##### Records provided #####
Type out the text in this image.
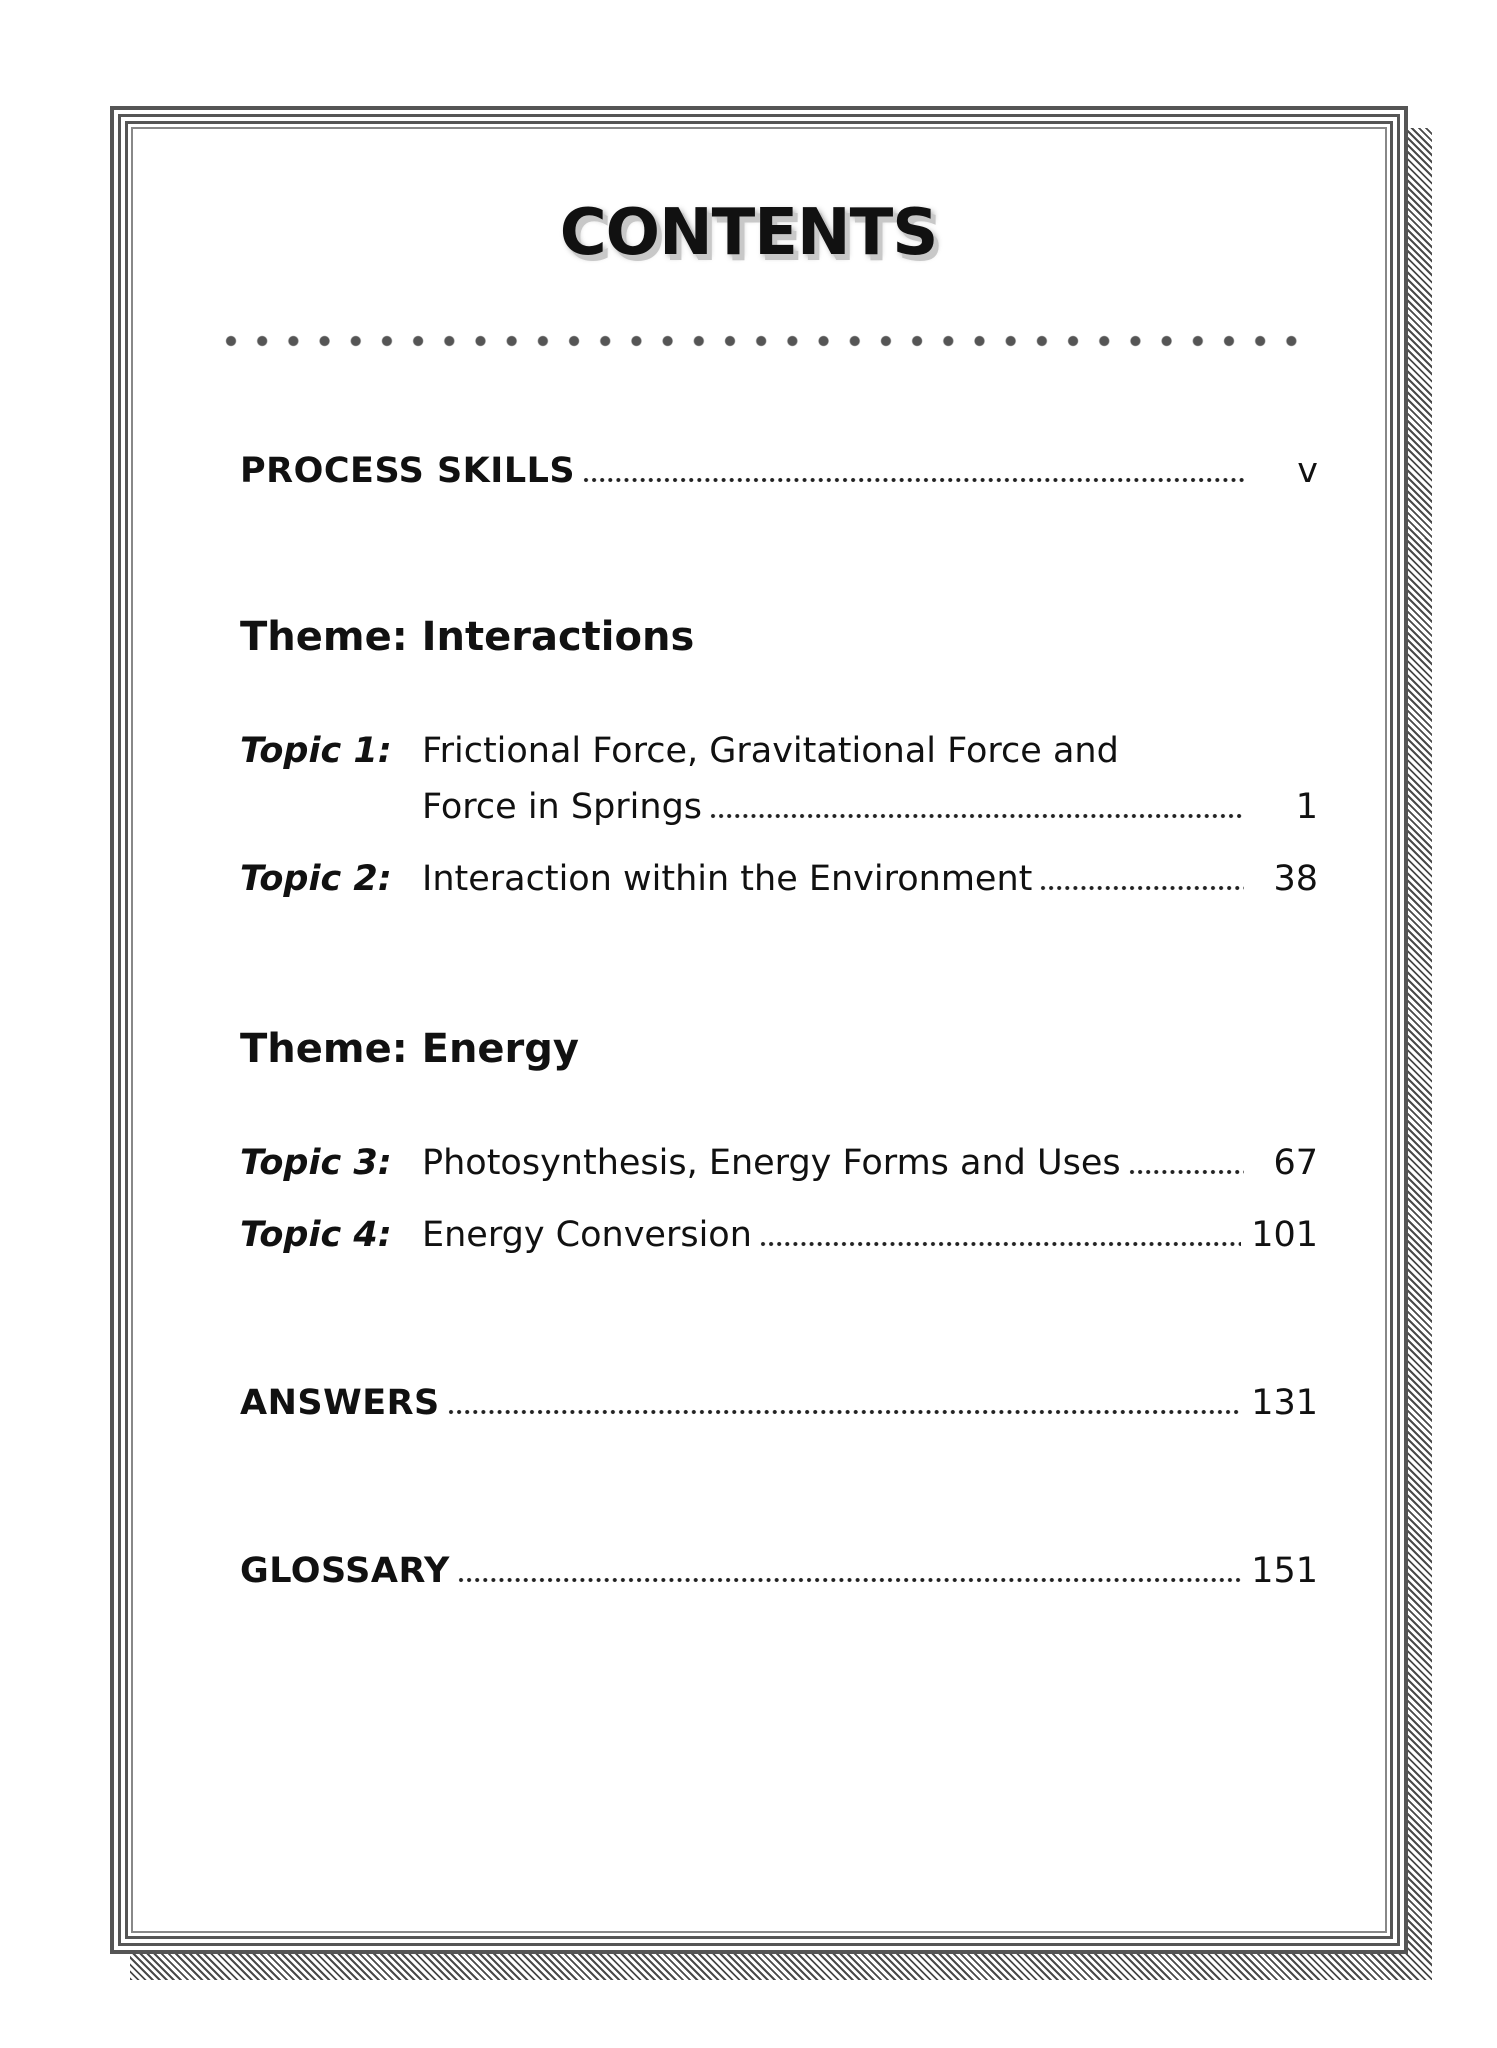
CONTENTS
PROCESS SKILLS	v
Theme: Interactions
Topic 1: Frictional Force, Gravitational Force and
Force in Springs	1
Topic 2: Interaction within the Environment	38
Theme: Energy
Topic 3: Photosynthesis, Energy Forms and Uses	67
Topic 4: Energy Conversion	101
ANSWERS	131
GLOSSARY	151
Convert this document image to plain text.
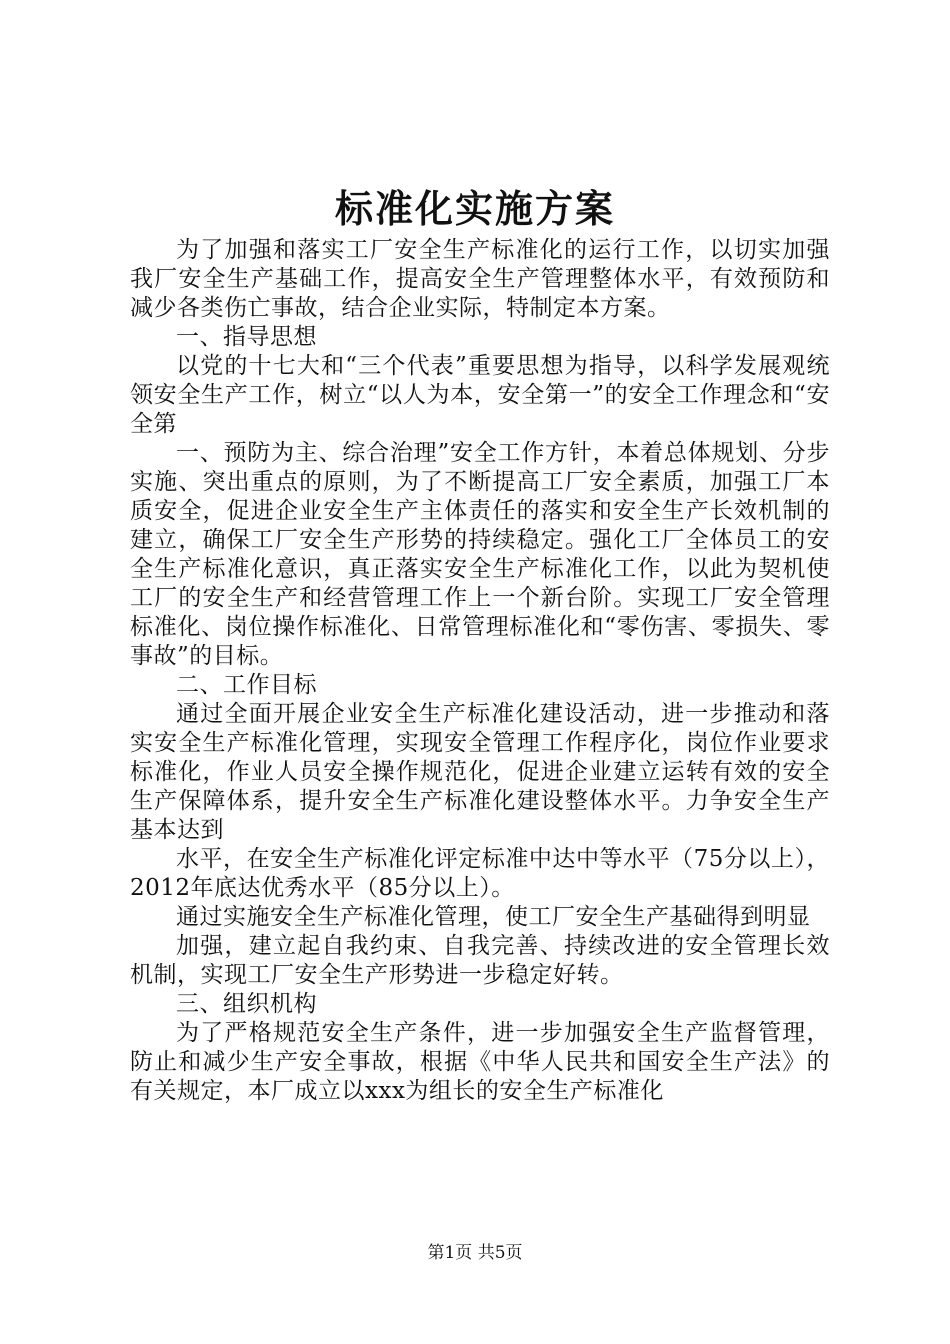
标准化实施方案

为了加强和落实工厂安全生产标准化的运行工作，以切实加强我厂安全生产基础工作，提高安全生产管理整体水平，有效预防和减少各类伤亡事故，结合企业实际，特制定本方案。

一、指导思想

以党的十七大和“三个代表”重要思想为指导，以科学发展观统领安全生产工作，树立“以人为本，安全第一”的安全工作理念和“安全第

一、预防为主、综合治理”安全工作方针，本着总体规划、分步实施、突出重点的原则，为了不断提高工厂安全素质，加强工厂本质安全，促进企业安全生产主体责任的落实和安全生产长效机制的建立，确保工厂安全生产形势的持续稳定。强化工厂全体员工的安全生产标准化意识，真正落实安全生产标准化工作，以此为契机使工厂的安全生产和经营管理工作上一个新台阶。实现工厂安全管理标准化、岗位操作标准化、日常管理标准化和“零伤害、零损失、零事故”的目标。

二、工作目标

通过全面开展企业安全生产标准化建设活动，进一步推动和落实安全生产标准化管理，实现安全管理工作程序化，岗位作业要求标准化，作业人员安全操作规范化，促进企业建立运转有效的安全生产保障体系，提升安全生产标准化建设整体水平。力争安全生产基本达到

水平，在安全生产标准化评定标准中达中等水平（75分以上），2012年底达优秀水平（85分以上）。

通过实施安全生产标准化管理，使工厂安全生产基础得到明显

加强，建立起自我约束、自我完善、持续改进的安全管理长效机制，实现工厂安全生产形势进一步稳定好转。

三、组织机构

为了严格规范安全生产条件，进一步加强安全生产监督管理，防止和减少生产安全事故，根据《中华人民共和国安全生产法》的有关规定，本厂成立以xxx为组长的安全生产标准化

第1页 共5页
#####
** Exercise **
Copy out exactly the lines from the one with "Convert this document image to plain text." through the end of the listing, both ends included, omitting any picture.

** Solved problem **
Convert this document image to plain text.
标准化实施方案

为了加强和落实工厂安全生产标准化的运行工作，以切实加强我厂安全生产基础工作，提高安全生产管理整体水平，有效预防和减少各类伤亡事故，结合企业实际，特制定本方案。

一、指导思想

以党的十七大和“三个代表”重要思想为指导，以科学发展观统领安全生产工作，树立“以人为本，安全第一”的安全工作理念和“安全第

一、预防为主、综合治理”安全工作方针，本着总体规划、分步实施、突出重点的原则，为了不断提高工厂安全素质，加强工厂本质安全，促进企业安全生产主体责任的落实和安全生产长效机制的建立，确保工厂安全生产形势的持续稳定。强化工厂全体员工的安全生产标准化意识，真正落实安全生产标准化工作，以此为契机使工厂的安全生产和经营管理工作上一个新台阶。实现工厂安全管理标准化、岗位操作标准化、日常管理标准化和“零伤害、零损失、零事故”的目标。

二、工作目标

通过全面开展企业安全生产标准化建设活动，进一步推动和落实安全生产标准化管理，实现安全管理工作程序化，岗位作业要求标准化，作业人员安全操作规范化，促进企业建立运转有效的安全生产保障体系，提升安全生产标准化建设整体水平。力争安全生产基本达到

水平，在安全生产标准化评定标准中达中等水平（75分以上），2012年底达优秀水平（85分以上）。

通过实施安全生产标准化管理，使工厂安全生产基础得到明显

加强，建立起自我约束、自我完善、持续改进的安全管理长效机制，实现工厂安全生产形势进一步稳定好转。

三、组织机构

为了严格规范安全生产条件，进一步加强安全生产监督管理，防止和减少生产安全事故，根据《中华人民共和国安全生产法》的有关规定，本厂成立以xxx为组长的安全生产标准化

第1页 共5页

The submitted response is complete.